**WHAT YOU ARE ASKED TO DO**
Please quote each of the lines below word for word.
-- INPUT RECORDS start --
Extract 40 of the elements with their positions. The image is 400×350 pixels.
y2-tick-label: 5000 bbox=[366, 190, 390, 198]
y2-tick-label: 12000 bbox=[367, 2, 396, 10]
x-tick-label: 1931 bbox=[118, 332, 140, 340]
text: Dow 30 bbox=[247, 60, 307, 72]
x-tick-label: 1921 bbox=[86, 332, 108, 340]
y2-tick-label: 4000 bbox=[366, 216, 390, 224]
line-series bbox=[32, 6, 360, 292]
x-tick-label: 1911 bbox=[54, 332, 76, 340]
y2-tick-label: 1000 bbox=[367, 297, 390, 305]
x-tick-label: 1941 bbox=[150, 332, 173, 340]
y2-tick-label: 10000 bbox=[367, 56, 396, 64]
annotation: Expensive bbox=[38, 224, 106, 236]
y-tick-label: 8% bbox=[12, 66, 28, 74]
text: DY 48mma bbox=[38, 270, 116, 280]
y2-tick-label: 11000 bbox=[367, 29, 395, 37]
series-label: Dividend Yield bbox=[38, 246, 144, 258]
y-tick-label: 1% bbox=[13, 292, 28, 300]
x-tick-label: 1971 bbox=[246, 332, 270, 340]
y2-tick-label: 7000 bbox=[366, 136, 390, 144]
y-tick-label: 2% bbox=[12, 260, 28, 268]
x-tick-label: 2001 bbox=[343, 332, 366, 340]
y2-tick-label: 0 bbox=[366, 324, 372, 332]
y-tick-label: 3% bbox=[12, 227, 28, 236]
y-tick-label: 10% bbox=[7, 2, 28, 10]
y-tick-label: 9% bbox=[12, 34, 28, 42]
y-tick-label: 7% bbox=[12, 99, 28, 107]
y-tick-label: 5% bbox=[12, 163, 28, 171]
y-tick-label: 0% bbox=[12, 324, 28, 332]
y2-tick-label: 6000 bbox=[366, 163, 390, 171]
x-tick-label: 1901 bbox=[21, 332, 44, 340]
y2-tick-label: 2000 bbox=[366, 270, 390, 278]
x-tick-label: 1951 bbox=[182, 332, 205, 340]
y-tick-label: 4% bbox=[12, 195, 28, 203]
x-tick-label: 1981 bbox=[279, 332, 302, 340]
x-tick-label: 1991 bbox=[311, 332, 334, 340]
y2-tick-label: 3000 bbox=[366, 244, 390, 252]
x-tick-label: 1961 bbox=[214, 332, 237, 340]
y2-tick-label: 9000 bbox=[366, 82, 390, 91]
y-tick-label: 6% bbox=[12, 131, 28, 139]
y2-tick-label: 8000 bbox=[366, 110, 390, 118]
-- INPUT RECORDS end --
**OUTPUT OF THE TASK**
Extract 40 of the elements with their positions. The image is 400×350 pixels.
y2-tick-label: 5000 bbox=[366, 190, 390, 198]
y2-tick-label: 12000 bbox=[367, 2, 396, 10]
x-tick-label: 1931 bbox=[118, 332, 140, 340]
text: Dow 30 bbox=[247, 60, 307, 72]
x-tick-label: 1921 bbox=[86, 332, 108, 340]
y2-tick-label: 4000 bbox=[366, 216, 390, 224]
line-series bbox=[32, 6, 360, 292]
x-tick-label: 1911 bbox=[54, 332, 76, 340]
y2-tick-label: 1000 bbox=[367, 297, 390, 305]
x-tick-label: 1941 bbox=[150, 332, 173, 340]
y2-tick-label: 10000 bbox=[367, 56, 396, 64]
annotation: Expensive bbox=[38, 224, 106, 236]
y-tick-label: 8% bbox=[12, 66, 28, 74]
text: DY 48mma bbox=[38, 270, 116, 280]
y2-tick-label: 11000 bbox=[367, 29, 395, 37]
series-label: Dividend Yield bbox=[38, 246, 144, 258]
y-tick-label: 1% bbox=[13, 292, 28, 300]
x-tick-label: 1971 bbox=[246, 332, 270, 340]
y2-tick-label: 7000 bbox=[366, 136, 390, 144]
y-tick-label: 2% bbox=[12, 260, 28, 268]
x-tick-label: 2001 bbox=[343, 332, 366, 340]
y2-tick-label: 0 bbox=[366, 324, 372, 332]
y-tick-label: 3% bbox=[12, 227, 28, 236]
y-tick-label: 10% bbox=[7, 2, 28, 10]
y-tick-label: 9% bbox=[12, 34, 28, 42]
y-tick-label: 7% bbox=[12, 99, 28, 107]
y-tick-label: 5% bbox=[12, 163, 28, 171]
y-tick-label: 0% bbox=[12, 324, 28, 332]
y2-tick-label: 6000 bbox=[366, 163, 390, 171]
x-tick-label: 1901 bbox=[21, 332, 44, 340]
y2-tick-label: 2000 bbox=[366, 270, 390, 278]
x-tick-label: 1951 bbox=[182, 332, 205, 340]
y-tick-label: 4% bbox=[12, 195, 28, 203]
x-tick-label: 1981 bbox=[279, 332, 302, 340]
x-tick-label: 1991 bbox=[311, 332, 334, 340]
y2-tick-label: 3000 bbox=[366, 244, 390, 252]
x-tick-label: 1961 bbox=[214, 332, 237, 340]
y2-tick-label: 9000 bbox=[366, 82, 390, 91]
y-tick-label: 6% bbox=[12, 131, 28, 139]
y2-tick-label: 8000 bbox=[366, 110, 390, 118]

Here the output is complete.